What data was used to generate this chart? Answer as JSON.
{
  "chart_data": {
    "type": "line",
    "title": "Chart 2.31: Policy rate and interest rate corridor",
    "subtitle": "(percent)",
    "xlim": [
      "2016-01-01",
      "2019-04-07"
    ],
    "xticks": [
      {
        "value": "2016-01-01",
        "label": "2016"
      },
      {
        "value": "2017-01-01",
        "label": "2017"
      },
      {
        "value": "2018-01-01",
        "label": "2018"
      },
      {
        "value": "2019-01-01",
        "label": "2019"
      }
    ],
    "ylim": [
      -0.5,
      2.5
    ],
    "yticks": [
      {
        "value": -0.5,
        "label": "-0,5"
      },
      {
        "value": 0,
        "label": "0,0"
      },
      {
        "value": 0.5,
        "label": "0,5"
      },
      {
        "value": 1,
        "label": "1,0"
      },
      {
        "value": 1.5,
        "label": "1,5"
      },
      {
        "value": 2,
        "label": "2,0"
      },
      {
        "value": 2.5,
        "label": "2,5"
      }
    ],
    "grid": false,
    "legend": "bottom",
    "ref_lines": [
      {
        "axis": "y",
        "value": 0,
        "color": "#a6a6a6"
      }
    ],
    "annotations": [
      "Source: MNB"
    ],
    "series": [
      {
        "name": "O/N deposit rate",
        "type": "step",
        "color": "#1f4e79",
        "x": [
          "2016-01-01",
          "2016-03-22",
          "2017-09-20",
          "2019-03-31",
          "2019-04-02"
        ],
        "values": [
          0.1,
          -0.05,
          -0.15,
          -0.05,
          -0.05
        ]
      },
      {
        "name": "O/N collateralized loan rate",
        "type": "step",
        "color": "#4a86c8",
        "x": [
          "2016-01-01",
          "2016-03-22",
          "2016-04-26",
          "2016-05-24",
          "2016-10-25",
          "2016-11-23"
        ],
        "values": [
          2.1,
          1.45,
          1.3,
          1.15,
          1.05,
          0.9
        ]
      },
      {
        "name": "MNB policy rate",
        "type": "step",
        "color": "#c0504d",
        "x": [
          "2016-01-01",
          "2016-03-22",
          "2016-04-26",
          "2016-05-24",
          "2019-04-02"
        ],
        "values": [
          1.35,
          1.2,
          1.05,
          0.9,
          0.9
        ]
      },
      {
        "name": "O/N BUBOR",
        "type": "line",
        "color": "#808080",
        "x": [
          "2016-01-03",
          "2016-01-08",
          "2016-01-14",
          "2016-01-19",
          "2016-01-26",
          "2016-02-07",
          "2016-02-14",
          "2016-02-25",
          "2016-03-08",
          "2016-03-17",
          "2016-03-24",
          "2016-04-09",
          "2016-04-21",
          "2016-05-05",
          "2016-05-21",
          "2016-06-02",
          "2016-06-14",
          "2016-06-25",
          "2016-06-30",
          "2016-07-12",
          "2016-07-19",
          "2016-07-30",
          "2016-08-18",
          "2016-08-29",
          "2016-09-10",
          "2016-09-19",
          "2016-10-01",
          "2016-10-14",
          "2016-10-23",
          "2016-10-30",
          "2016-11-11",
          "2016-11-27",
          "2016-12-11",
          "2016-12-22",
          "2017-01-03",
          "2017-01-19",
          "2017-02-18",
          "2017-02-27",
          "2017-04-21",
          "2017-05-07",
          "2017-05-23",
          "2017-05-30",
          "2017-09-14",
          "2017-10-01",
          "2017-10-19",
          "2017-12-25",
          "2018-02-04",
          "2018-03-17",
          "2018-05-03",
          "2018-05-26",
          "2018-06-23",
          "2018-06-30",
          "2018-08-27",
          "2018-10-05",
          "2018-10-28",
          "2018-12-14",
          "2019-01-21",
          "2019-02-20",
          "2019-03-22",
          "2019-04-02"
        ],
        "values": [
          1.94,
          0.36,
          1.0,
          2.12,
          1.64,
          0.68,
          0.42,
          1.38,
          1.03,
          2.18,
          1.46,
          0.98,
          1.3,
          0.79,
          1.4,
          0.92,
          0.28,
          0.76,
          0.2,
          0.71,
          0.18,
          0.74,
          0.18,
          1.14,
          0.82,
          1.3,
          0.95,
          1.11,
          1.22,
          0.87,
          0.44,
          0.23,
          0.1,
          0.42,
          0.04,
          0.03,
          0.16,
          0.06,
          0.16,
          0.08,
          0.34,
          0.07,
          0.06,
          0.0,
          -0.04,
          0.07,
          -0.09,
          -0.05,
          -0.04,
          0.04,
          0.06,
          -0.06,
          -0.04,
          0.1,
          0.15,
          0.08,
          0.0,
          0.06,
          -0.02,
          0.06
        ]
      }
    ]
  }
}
════════════════
▶ _Exercise details_
Return every record, word for word.

▶ _Solution below_
What data was used to generate this chart? Answer as JSON.
{
  "chart_data": {
    "type": "line",
    "title": "Chart 2.31: Policy rate and interest rate corridor",
    "subtitle": "(percent)",
    "xlim": [
      "2016-01-01",
      "2019-04-07"
    ],
    "xticks": [
      {
        "value": "2016-01-01",
        "label": "2016"
      },
      {
        "value": "2017-01-01",
        "label": "2017"
      },
      {
        "value": "2018-01-01",
        "label": "2018"
      },
      {
        "value": "2019-01-01",
        "label": "2019"
      }
    ],
    "ylim": [
      -0.5,
      2.5
    ],
    "yticks": [
      {
        "value": -0.5,
        "label": "-0,5"
      },
      {
        "value": 0,
        "label": "0,0"
      },
      {
        "value": 0.5,
        "label": "0,5"
      },
      {
        "value": 1,
        "label": "1,0"
      },
      {
        "value": 1.5,
        "label": "1,5"
      },
      {
        "value": 2,
        "label": "2,0"
      },
      {
        "value": 2.5,
        "label": "2,5"
      }
    ],
    "grid": false,
    "legend": "bottom",
    "ref_lines": [
      {
        "axis": "y",
        "value": 0,
        "color": "#a6a6a6"
      }
    ],
    "annotations": [
      "Source: MNB"
    ],
    "series": [
      {
        "name": "O/N deposit rate",
        "type": "step",
        "color": "#1f4e79",
        "x": [
          "2016-01-01",
          "2016-03-22",
          "2017-09-20",
          "2019-03-31",
          "2019-04-02"
        ],
        "values": [
          0.1,
          -0.05,
          -0.15,
          -0.05,
          -0.05
        ]
      },
      {
        "name": "O/N collateralized loan rate",
        "type": "step",
        "color": "#4a86c8",
        "x": [
          "2016-01-01",
          "2016-03-22",
          "2016-04-26",
          "2016-05-24",
          "2016-10-25",
          "2016-11-23"
        ],
        "values": [
          2.1,
          1.45,
          1.3,
          1.15,
          1.05,
          0.9
        ]
      },
      {
        "name": "MNB policy rate",
        "type": "step",
        "color": "#c0504d",
        "x": [
          "2016-01-01",
          "2016-03-22",
          "2016-04-26",
          "2016-05-24",
          "2019-04-02"
        ],
        "values": [
          1.35,
          1.2,
          1.05,
          0.9,
          0.9
        ]
      },
      {
        "name": "O/N BUBOR",
        "type": "line",
        "color": "#808080",
        "x": [
          "2016-01-03",
          "2016-01-08",
          "2016-01-14",
          "2016-01-19",
          "2016-01-26",
          "2016-02-07",
          "2016-02-14",
          "2016-02-25",
          "2016-03-08",
          "2016-03-17",
          "2016-03-24",
          "2016-04-09",
          "2016-04-21",
          "2016-05-05",
          "2016-05-21",
          "2016-06-02",
          "2016-06-14",
          "2016-06-25",
          "2016-06-30",
          "2016-07-12",
          "2016-07-19",
          "2016-07-30",
          "2016-08-18",
          "2016-08-29",
          "2016-09-10",
          "2016-09-19",
          "2016-10-01",
          "2016-10-14",
          "2016-10-23",
          "2016-10-30",
          "2016-11-11",
          "2016-11-27",
          "2016-12-11",
          "2016-12-22",
          "2017-01-03",
          "2017-01-19",
          "2017-02-18",
          "2017-02-27",
          "2017-04-21",
          "2017-05-07",
          "2017-05-23",
          "2017-05-30",
          "2017-09-14",
          "2017-10-01",
          "2017-10-19",
          "2017-12-25",
          "2018-02-04",
          "2018-03-17",
          "2018-05-03",
          "2018-05-26",
          "2018-06-23",
          "2018-06-30",
          "2018-08-27",
          "2018-10-05",
          "2018-10-28",
          "2018-12-14",
          "2019-01-21",
          "2019-02-20",
          "2019-03-22",
          "2019-04-02"
        ],
        "values": [
          1.94,
          0.36,
          1.0,
          2.12,
          1.64,
          0.68,
          0.42,
          1.38,
          1.03,
          2.18,
          1.46,
          0.98,
          1.3,
          0.79,
          1.4,
          0.92,
          0.28,
          0.76,
          0.2,
          0.71,
          0.18,
          0.74,
          0.18,
          1.14,
          0.82,
          1.3,
          0.95,
          1.11,
          1.22,
          0.87,
          0.44,
          0.23,
          0.1,
          0.42,
          0.04,
          0.03,
          0.16,
          0.06,
          0.16,
          0.08,
          0.34,
          0.07,
          0.06,
          0.0,
          -0.04,
          0.07,
          -0.09,
          -0.05,
          -0.04,
          0.04,
          0.06,
          -0.06,
          -0.04,
          0.1,
          0.15,
          0.08,
          0.0,
          0.06,
          -0.02,
          0.06
        ]
      }
    ]
  }
}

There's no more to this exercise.